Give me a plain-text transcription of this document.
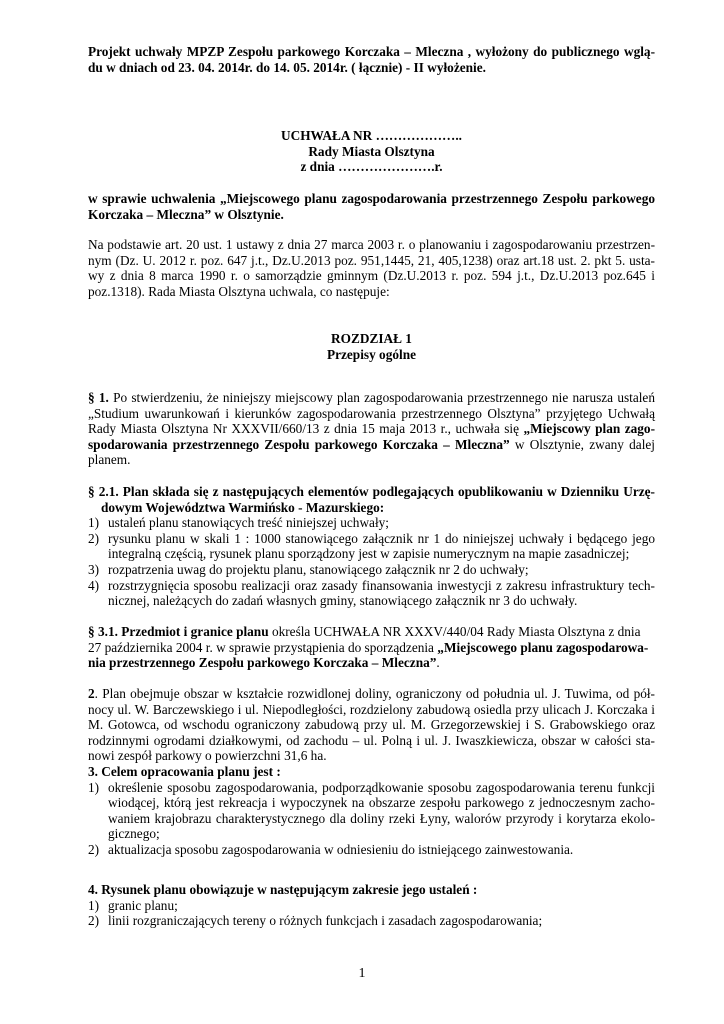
Projekt uchwały MPZP Zespołu parkowego Korczaka – Mleczna , wyłożony do publicznego wglą-
du w dniach od 23. 04. 2014r. do 14. 05. 2014r. ( łącznie) - II wyłożenie.
UCHWAŁA NR ………………..
Rady Miasta Olsztyna
z dnia ………………….r.
w sprawie uchwalenia „Miejscowego planu zagospodarowania przestrzennego Zespołu parkowego
Korczaka – Mleczna” w Olsztynie.
Na podstawie art. 20 ust. 1 ustawy z dnia 27 marca 2003 r. o planowaniu i zagospodarowaniu przestrzen-
nym (Dz. U. 2012 r. poz. 647 j.t., Dz.U.2013 poz. 951,1445, 21, 405,1238) oraz art.18 ust. 2. pkt 5. usta-
wy z dnia 8 marca 1990 r. o samorządzie gminnym (Dz.U.2013 r. poz. 594 j.t., Dz.U.2013 poz.645 i
poz.1318). Rada Miasta Olsztyna uchwala, co następuje:
ROZDZIAŁ 1
Przepisy ogólne
§ 1. Po stwierdzeniu, że niniejszy miejscowy plan zagospodarowania przestrzennego nie narusza ustaleń
„Studium uwarunkowań i kierunków zagospodarowania przestrzennego Olsztyna” przyjętego Uchwałą
Rady Miasta Olsztyna Nr XXXVII/660/13 z dnia 15 maja 2013 r., uchwała się „Miejscowy plan zago-
spodarowania przestrzennego Zespołu parkowego Korczaka – Mleczna” w Olsztynie, zwany dalej
planem.
§ 2.1. Plan składa się z następujących elementów podlegających opublikowaniu w Dzienniku Urzę-
dowym Województwa Warmińsko - Mazurskiego:
1) ustaleń planu stanowiących treść niniejszej uchwały;
2) rysunku planu w skali 1 : 1000 stanowiącego załącznik nr 1 do niniejszej uchwały i będącego jego
integralną częścią, rysunek planu sporządzony jest w zapisie numerycznym na mapie zasadniczej;
3) rozpatrzenia uwag do projektu planu, stanowiącego załącznik nr 2 do uchwały;
4) rozstrzygnięcia sposobu realizacji oraz zasady finansowania inwestycji z zakresu infrastruktury tech-
nicznej, należących do zadań własnych gminy, stanowiącego załącznik nr 3 do uchwały.
§ 3.1. Przedmiot i granice planu określa UCHWAŁA NR XXXV/440/04 Rady Miasta Olsztyna z dnia
27 października 2004 r. w sprawie przystąpienia do sporządzenia „Miejscowego planu zagospodarowa-
nia przestrzennego Zespołu parkowego Korczaka – Mleczna”.
2. Plan obejmuje obszar w kształcie rozwidlonej doliny, ograniczony od południa ul. J. Tuwima, od pół-
nocy ul. W. Barczewskiego i ul. Niepodległości, rozdzielony zabudową osiedla przy ulicach J. Korczaka i
M. Gotowca, od wschodu ograniczony zabudową przy ul. M. Grzegorzewskiej i S. Grabowskiego oraz
rodzinnymi ogrodami działkowymi, od zachodu – ul. Polną i ul. J. Iwaszkiewicza, obszar w całości sta-
nowi zespół parkowy o powierzchni 31,6 ha.
3. Celem opracowania planu jest :
1) określenie sposobu zagospodarowania, podporządkowanie sposobu zagospodarowania terenu funkcji
wiodącej, którą jest rekreacja i wypoczynek na obszarze zespołu parkowego z jednoczesnym zacho-
waniem krajobrazu charakterystycznego dla doliny rzeki Łyny, walorów przyrody i korytarza ekolo-
gicznego;
2) aktualizacja sposobu zagospodarowania w odniesieniu do istniejącego zainwestowania.
4. Rysunek planu obowiązuje w następującym zakresie jego ustaleń :
1) granic planu;
2) linii rozgraniczających tereny o różnych funkcjach i zasadach zagospodarowania;
1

===============

**What to produce:**
Copy out every line with the word "zabudową".

**Task answer:**
nocy ul. W. Barczewskiego i ul. Niepodległości, rozdzielony zabudową osiedla przy ulicach J. Korczaka i
M. Gotowca, od wschodu ograniczony zabudową przy ul. M. Grzegorzewskiej i S. Grabowskiego oraz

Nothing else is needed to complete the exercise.